- **Problem requirements**:
The records below must be written out exactly, with every picture left behind.

- **Provided data**:
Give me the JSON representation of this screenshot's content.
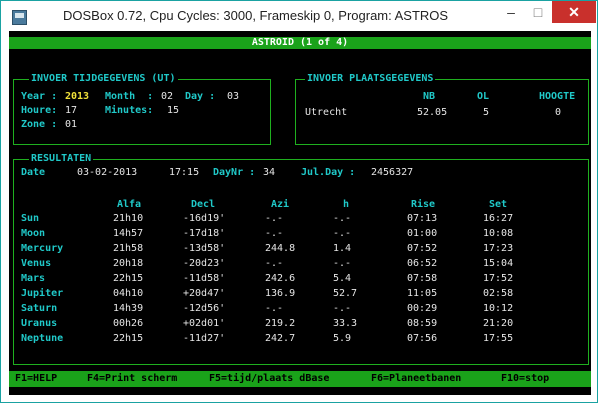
{
  "window": {
    "title": "DOSBox 0.72, Cpu Cycles:    3000, Frameskip  0, Program:  ASTROS",
    "min_glyph": "–",
    "max_glyph": "□",
    "close_glyph": "✕"
  },
  "screen": {
    "header": "ASTROID (1 of 4)",
    "time_box": {
      "legend": "INVOER TIJDGEGEVENS (UT)",
      "year_label": "Year :",
      "year": "2013",
      "month_label": "Month  :",
      "month": "02",
      "day_label": "Day :",
      "day": "03",
      "hours_label": "Houre:",
      "hours": "17",
      "minutes_label": "Minutes:",
      "minutes": "15",
      "zone_label": "Zone :",
      "zone": "01"
    },
    "place_box": {
      "legend": "INVOER PLAATSGEGEVENS",
      "col_nb": "NB",
      "col_ol": "OL",
      "col_hoogte": "HOOGTE",
      "place": "Utrecht",
      "nb": "52.05",
      "ol": "5",
      "hoogte": "0"
    },
    "results": {
      "legend": "RESULTATEN",
      "date_label": "Date",
      "date": "03-02-2013",
      "time": "17:15",
      "daynr_label": "DayNr :",
      "daynr": "34",
      "julday_label": "Jul.Day :",
      "julday": "2456327",
      "headers": [
        "Alfa",
        "Decl",
        "Azi",
        "h",
        "Rise",
        "Set"
      ],
      "rows": [
        {
          "name": "Sun",
          "alfa": "21h10",
          "decl": "-16d19'",
          "azi": "-.-",
          "h": "-.-",
          "rise": "07:13",
          "set": "16:27"
        },
        {
          "name": "Moon",
          "alfa": "14h57",
          "decl": "-17d18'",
          "azi": "-.-",
          "h": "-.-",
          "rise": "01:00",
          "set": "10:08"
        },
        {
          "name": "Mercury",
          "alfa": "21h58",
          "decl": "-13d58'",
          "azi": "244.8",
          "h": "1.4",
          "rise": "07:52",
          "set": "17:23"
        },
        {
          "name": "Venus",
          "alfa": "20h18",
          "decl": "-20d23'",
          "azi": "-.-",
          "h": "-.-",
          "rise": "06:52",
          "set": "15:04"
        },
        {
          "name": "Mars",
          "alfa": "22h15",
          "decl": "-11d58'",
          "azi": "242.6",
          "h": "5.4",
          "rise": "07:58",
          "set": "17:52"
        },
        {
          "name": "Jupiter",
          "alfa": "04h10",
          "decl": "+20d47'",
          "azi": "136.9",
          "h": "52.7",
          "rise": "11:05",
          "set": "02:58"
        },
        {
          "name": "Saturn",
          "alfa": "14h39",
          "decl": "-12d56'",
          "azi": "-.-",
          "h": "-.-",
          "rise": "00:29",
          "set": "10:12"
        },
        {
          "name": "Uranus",
          "alfa": "00h26",
          "decl": "+02d01'",
          "azi": "219.2",
          "h": "33.3",
          "rise": "08:59",
          "set": "21:20"
        },
        {
          "name": "Neptune",
          "alfa": "22h15",
          "decl": "-11d27'",
          "azi": "242.7",
          "h": "5.9",
          "rise": "07:56",
          "set": "17:55"
        }
      ]
    },
    "fkeys": [
      "F1=HELP",
      "F4=Print scherm",
      "F5=tijd/plaats dBase",
      "F6=Planeetbanen",
      "F10=stop"
    ]
  },
  "colors": {
    "screen_bg": "#000000",
    "cyan_text": "#20c9c9",
    "green_bar": "#1aa21a",
    "close_button": "#c9302c",
    "highlight_yellow": "#f2e23a"
  }
}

- **Finished exercise**:
Give me the JSON representation of this screenshot's content.
{
  "window": {
    "title": "DOSBox 0.72, Cpu Cycles:    3000, Frameskip  0, Program:  ASTROS",
    "min_glyph": "–",
    "max_glyph": "□",
    "close_glyph": "✕"
  },
  "screen": {
    "header": "ASTROID (1 of 4)",
    "time_box": {
      "legend": "INVOER TIJDGEGEVENS (UT)",
      "year_label": "Year :",
      "year": "2013",
      "month_label": "Month  :",
      "month": "02",
      "day_label": "Day :",
      "day": "03",
      "hours_label": "Houre:",
      "hours": "17",
      "minutes_label": "Minutes:",
      "minutes": "15",
      "zone_label": "Zone :",
      "zone": "01"
    },
    "place_box": {
      "legend": "INVOER PLAATSGEGEVENS",
      "col_nb": "NB",
      "col_ol": "OL",
      "col_hoogte": "HOOGTE",
      "place": "Utrecht",
      "nb": "52.05",
      "ol": "5",
      "hoogte": "0"
    },
    "results": {
      "legend": "RESULTATEN",
      "date_label": "Date",
      "date": "03-02-2013",
      "time": "17:15",
      "daynr_label": "DayNr :",
      "daynr": "34",
      "julday_label": "Jul.Day :",
      "julday": "2456327",
      "headers": [
        "Alfa",
        "Decl",
        "Azi",
        "h",
        "Rise",
        "Set"
      ],
      "rows": [
        {
          "name": "Sun",
          "alfa": "21h10",
          "decl": "-16d19'",
          "azi": "-.-",
          "h": "-.-",
          "rise": "07:13",
          "set": "16:27"
        },
        {
          "name": "Moon",
          "alfa": "14h57",
          "decl": "-17d18'",
          "azi": "-.-",
          "h": "-.-",
          "rise": "01:00",
          "set": "10:08"
        },
        {
          "name": "Mercury",
          "alfa": "21h58",
          "decl": "-13d58'",
          "azi": "244.8",
          "h": "1.4",
          "rise": "07:52",
          "set": "17:23"
        },
        {
          "name": "Venus",
          "alfa": "20h18",
          "decl": "-20d23'",
          "azi": "-.-",
          "h": "-.-",
          "rise": "06:52",
          "set": "15:04"
        },
        {
          "name": "Mars",
          "alfa": "22h15",
          "decl": "-11d58'",
          "azi": "242.6",
          "h": "5.4",
          "rise": "07:58",
          "set": "17:52"
        },
        {
          "name": "Jupiter",
          "alfa": "04h10",
          "decl": "+20d47'",
          "azi": "136.9",
          "h": "52.7",
          "rise": "11:05",
          "set": "02:58"
        },
        {
          "name": "Saturn",
          "alfa": "14h39",
          "decl": "-12d56'",
          "azi": "-.-",
          "h": "-.-",
          "rise": "00:29",
          "set": "10:12"
        },
        {
          "name": "Uranus",
          "alfa": "00h26",
          "decl": "+02d01'",
          "azi": "219.2",
          "h": "33.3",
          "rise": "08:59",
          "set": "21:20"
        },
        {
          "name": "Neptune",
          "alfa": "22h15",
          "decl": "-11d27'",
          "azi": "242.7",
          "h": "5.9",
          "rise": "07:56",
          "set": "17:55"
        }
      ]
    },
    "fkeys": [
      "F1=HELP",
      "F4=Print scherm",
      "F5=tijd/plaats dBase",
      "F6=Planeetbanen",
      "F10=stop"
    ]
  },
  "colors": {
    "screen_bg": "#000000",
    "cyan_text": "#20c9c9",
    "green_bar": "#1aa21a",
    "close_button": "#c9302c",
    "highlight_yellow": "#f2e23a"
  }
}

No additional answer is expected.